Adi Polak: I love that because it speaks a lot of our culture of, A, being data-driven, right? We always like to look into data. And B, actually empowering people to take action and have visibility into, you know, the things that their own impact, right? So I can go into the analytics and start querying and see if the action I took created some impact in the system or the other way around, or if I did a mistake. I think it's really critical. And it's fantastic that now we are able to do that in a real-time setting to better serve our customers and users and also to empower other customers to dig into their data, you know if we are creating some dashboards or kind of analytics services for them.

Tim Berglund: The idea is I, as a user, I'm better off if I know who's ordering burgers from that burger joint in the last 15 minutes. And I actually don't wanna know that that list of names is not useful to me, but how long is it gonna take? Is a downstream impact on who's ordering burgers right now. And so that recent history of events, I'm a better off user, I like it better. I'm gonna get my meal delivery from you because you give me these kinds of up-to-date, if you will, real-time insights that I can use to take action on. That's including me in the community of decision-makers as somebody who does not work for DoorDash, Uber Eats or whoever is a win.

Who's Viewed Your LinkedIn Profile feat. by Apache Pinot

Adi Polak: That reminds me of Who Watched my Profile on LinkedIn that I read some articles that it's powered by Apache Pinot, so, you know, I'm curious to learn more. Maybe if you can share.

• • • • • • •

§ **Problem set**
A. In the real-time analytics discussion, why does Tim Berglund say he would choose a particular service for his meal delivery? Answer in one to three sentences.
B. Pick up the real-time analytics discussion after Adi Polak's question about the LinkedIn profile feature and carry it forward.

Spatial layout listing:
• • • • • • •

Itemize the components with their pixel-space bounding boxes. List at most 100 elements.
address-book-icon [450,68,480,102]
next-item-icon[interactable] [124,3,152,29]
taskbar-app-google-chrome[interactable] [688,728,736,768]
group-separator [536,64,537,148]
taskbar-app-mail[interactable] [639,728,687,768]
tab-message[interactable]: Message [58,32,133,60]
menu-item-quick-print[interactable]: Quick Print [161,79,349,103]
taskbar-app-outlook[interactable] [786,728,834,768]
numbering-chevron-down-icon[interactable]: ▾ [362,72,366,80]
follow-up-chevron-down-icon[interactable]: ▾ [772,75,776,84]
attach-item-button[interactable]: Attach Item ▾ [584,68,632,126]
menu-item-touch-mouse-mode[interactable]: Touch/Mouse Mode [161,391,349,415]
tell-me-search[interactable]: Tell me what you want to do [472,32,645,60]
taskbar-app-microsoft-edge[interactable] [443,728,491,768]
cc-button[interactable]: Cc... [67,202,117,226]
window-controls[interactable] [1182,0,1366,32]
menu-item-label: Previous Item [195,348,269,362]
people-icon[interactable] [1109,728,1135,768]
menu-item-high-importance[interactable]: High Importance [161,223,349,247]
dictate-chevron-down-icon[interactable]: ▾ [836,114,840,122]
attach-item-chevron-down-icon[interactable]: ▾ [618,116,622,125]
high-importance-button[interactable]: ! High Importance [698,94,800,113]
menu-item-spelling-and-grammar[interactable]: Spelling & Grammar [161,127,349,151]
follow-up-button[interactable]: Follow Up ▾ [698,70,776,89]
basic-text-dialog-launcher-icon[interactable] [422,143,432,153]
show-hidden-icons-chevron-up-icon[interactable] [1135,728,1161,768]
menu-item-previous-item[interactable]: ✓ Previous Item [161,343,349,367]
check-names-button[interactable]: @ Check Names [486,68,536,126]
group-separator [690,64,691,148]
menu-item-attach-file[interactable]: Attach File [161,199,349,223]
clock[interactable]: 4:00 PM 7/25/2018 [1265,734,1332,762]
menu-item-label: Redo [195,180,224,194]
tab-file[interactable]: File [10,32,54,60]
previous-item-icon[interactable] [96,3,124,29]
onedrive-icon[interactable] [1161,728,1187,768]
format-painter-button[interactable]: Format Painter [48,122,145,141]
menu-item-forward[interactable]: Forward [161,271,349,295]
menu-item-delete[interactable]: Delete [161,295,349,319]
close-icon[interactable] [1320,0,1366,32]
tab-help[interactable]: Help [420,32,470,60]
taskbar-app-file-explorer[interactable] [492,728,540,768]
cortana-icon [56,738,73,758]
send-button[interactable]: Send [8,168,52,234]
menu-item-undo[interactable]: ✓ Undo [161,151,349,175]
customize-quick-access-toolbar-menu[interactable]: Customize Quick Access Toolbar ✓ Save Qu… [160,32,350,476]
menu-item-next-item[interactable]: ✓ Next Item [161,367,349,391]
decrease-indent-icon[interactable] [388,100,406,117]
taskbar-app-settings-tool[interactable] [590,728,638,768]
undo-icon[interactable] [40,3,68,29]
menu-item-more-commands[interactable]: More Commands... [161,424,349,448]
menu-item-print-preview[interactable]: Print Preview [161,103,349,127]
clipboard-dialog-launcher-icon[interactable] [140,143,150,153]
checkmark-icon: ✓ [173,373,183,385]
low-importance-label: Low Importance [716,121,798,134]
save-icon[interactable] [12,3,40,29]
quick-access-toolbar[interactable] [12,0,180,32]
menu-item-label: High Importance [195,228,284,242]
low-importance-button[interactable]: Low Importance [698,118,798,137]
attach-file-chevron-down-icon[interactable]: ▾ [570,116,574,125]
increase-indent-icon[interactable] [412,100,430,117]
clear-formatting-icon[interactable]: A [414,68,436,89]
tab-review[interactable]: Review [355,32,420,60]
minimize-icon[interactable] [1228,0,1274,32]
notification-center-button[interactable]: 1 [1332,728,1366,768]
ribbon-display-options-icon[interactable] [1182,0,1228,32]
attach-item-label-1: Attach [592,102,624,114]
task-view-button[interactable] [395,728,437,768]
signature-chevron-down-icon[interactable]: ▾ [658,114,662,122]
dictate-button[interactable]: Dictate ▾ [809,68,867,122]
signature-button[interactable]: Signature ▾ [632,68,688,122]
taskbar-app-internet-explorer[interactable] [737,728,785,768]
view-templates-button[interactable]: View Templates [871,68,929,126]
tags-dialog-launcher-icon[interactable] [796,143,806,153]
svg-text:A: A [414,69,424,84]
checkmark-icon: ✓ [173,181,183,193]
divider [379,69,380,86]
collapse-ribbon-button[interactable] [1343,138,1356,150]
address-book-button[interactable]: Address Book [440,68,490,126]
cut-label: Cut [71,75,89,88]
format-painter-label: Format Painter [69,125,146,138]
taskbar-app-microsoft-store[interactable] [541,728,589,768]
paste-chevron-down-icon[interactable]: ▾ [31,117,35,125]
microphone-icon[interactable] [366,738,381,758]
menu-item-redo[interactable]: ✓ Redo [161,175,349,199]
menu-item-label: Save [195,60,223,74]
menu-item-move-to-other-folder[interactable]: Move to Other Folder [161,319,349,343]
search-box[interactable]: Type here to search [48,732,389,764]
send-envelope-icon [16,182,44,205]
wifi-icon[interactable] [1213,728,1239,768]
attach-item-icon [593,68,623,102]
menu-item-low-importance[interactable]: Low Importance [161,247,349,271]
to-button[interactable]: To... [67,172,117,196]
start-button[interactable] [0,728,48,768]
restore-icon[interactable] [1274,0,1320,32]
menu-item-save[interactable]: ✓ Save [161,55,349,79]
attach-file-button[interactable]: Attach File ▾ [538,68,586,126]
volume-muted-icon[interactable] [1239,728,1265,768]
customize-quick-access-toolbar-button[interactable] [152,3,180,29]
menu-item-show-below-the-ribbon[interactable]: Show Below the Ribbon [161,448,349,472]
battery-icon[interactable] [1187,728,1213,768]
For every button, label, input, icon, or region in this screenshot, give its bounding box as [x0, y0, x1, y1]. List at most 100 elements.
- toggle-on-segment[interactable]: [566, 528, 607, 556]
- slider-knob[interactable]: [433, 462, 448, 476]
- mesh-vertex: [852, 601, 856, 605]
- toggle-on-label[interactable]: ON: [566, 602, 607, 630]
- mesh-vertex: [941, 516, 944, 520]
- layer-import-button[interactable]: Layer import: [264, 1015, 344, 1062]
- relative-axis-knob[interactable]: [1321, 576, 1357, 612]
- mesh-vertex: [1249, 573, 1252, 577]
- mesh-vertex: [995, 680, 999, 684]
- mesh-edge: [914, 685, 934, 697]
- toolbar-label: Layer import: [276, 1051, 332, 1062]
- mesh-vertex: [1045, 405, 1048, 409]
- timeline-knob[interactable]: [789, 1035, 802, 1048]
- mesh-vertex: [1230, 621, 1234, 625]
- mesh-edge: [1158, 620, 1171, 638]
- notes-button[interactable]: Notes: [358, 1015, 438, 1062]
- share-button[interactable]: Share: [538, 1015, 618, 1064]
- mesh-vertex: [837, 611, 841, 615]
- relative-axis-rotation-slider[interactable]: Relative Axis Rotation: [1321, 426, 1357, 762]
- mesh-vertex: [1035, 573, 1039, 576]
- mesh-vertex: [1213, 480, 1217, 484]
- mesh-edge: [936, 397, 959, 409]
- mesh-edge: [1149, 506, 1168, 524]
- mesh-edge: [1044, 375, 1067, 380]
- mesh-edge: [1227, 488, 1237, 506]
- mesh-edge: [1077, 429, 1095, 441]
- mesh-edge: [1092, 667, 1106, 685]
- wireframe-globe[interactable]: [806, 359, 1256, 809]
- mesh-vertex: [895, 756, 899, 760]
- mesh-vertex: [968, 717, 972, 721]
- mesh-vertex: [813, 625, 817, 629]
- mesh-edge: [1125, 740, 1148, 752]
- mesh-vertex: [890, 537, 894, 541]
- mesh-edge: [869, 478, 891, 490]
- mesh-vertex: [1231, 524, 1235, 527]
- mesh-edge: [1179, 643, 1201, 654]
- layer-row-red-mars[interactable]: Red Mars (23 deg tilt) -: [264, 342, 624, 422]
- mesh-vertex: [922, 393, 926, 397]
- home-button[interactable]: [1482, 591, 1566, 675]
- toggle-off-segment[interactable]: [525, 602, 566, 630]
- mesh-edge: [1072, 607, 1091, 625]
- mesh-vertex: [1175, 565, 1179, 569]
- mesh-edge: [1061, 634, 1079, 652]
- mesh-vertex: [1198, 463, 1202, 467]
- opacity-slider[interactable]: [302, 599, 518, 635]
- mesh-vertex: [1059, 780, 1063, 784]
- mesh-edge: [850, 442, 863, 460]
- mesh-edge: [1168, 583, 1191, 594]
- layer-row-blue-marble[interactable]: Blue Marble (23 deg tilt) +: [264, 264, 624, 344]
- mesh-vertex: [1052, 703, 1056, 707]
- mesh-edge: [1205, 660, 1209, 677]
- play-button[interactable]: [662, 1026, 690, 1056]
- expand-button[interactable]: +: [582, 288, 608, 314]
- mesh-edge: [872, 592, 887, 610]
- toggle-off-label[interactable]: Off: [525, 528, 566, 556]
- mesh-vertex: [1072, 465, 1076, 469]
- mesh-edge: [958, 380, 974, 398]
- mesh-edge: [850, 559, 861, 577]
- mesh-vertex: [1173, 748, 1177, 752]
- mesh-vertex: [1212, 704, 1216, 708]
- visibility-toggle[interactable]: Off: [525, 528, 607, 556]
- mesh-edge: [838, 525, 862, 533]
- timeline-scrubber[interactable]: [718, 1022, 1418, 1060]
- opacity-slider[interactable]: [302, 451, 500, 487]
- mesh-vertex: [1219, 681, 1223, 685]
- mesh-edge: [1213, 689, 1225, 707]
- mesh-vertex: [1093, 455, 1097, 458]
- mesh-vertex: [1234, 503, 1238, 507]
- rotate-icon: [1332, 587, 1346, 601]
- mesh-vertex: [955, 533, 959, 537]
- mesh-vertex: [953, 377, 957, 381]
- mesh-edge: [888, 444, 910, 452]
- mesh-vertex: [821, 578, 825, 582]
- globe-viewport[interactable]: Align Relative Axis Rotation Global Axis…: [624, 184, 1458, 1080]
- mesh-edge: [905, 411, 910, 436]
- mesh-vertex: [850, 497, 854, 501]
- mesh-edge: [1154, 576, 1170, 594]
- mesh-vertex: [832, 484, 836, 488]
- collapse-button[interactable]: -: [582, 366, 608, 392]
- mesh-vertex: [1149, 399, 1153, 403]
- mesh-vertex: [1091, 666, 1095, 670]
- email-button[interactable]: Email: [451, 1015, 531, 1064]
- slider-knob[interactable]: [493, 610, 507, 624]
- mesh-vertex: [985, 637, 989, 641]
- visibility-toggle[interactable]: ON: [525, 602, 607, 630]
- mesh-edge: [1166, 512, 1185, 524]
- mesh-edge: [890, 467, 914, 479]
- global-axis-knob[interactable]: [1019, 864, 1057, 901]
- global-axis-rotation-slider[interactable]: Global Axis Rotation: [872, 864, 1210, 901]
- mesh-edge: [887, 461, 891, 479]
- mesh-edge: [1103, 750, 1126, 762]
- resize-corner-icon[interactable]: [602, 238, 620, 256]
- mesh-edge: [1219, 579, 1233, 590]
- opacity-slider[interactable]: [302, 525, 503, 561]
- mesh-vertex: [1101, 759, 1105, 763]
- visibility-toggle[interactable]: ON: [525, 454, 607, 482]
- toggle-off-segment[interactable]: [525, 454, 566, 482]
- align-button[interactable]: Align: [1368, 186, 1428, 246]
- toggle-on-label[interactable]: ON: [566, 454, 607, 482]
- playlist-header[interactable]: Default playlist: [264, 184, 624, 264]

• • • • • • •

§ **Responses**
A. He would choose it because it gives him up-to-date, real-time insights, such as the recent history of orders at a restaurant, that he can use to take action on. Having those insights makes him a better-off user who likes the service better.

B.
Tim Berglund: Yes, it is powered by Apache Pinot, and it's why Apache Pinot was built. So specifically that feature at LinkedIn is why Proto Pinot was developed by the team at LinkedIn who would later, some of whom at least would leave and found StarTree. And the idea there, like if you remember LinkedIn not so long ago, it was a place where you could put your resume and your Rolodex to use a somewhat old-fashioned term and how often are you gonna engage with that, right? You don't update your resume very often, and maybe you go to a conference and you make some connections, you might go and reach out. So it's just, you're not gonna go there much. Who cares? Well, knowing who viewed your profile in real-time, at least for certain types of people, I would note I feel seen that's a very compelling feature, right? You wanna look at that, and that's the thing.

Adi Polak: People care.

Tim Berglund: At least some people do, and that'll keep you coming back to the site. They had to build a, basically real-time analytics database out of some fairly unsuitable tools that had unfortunate operational characteristics. Like it cost a crap load of money to run and it was too slow. So they designed and built, you know, the first version of Pinot in order to be able to do that. And then that has found its way into every, timeline view. And there are other kind of more niche products on LinkedIn. I'm not a LinkedIn expert, but every just, you know, go to linkedin.com and you get your timeline loaded.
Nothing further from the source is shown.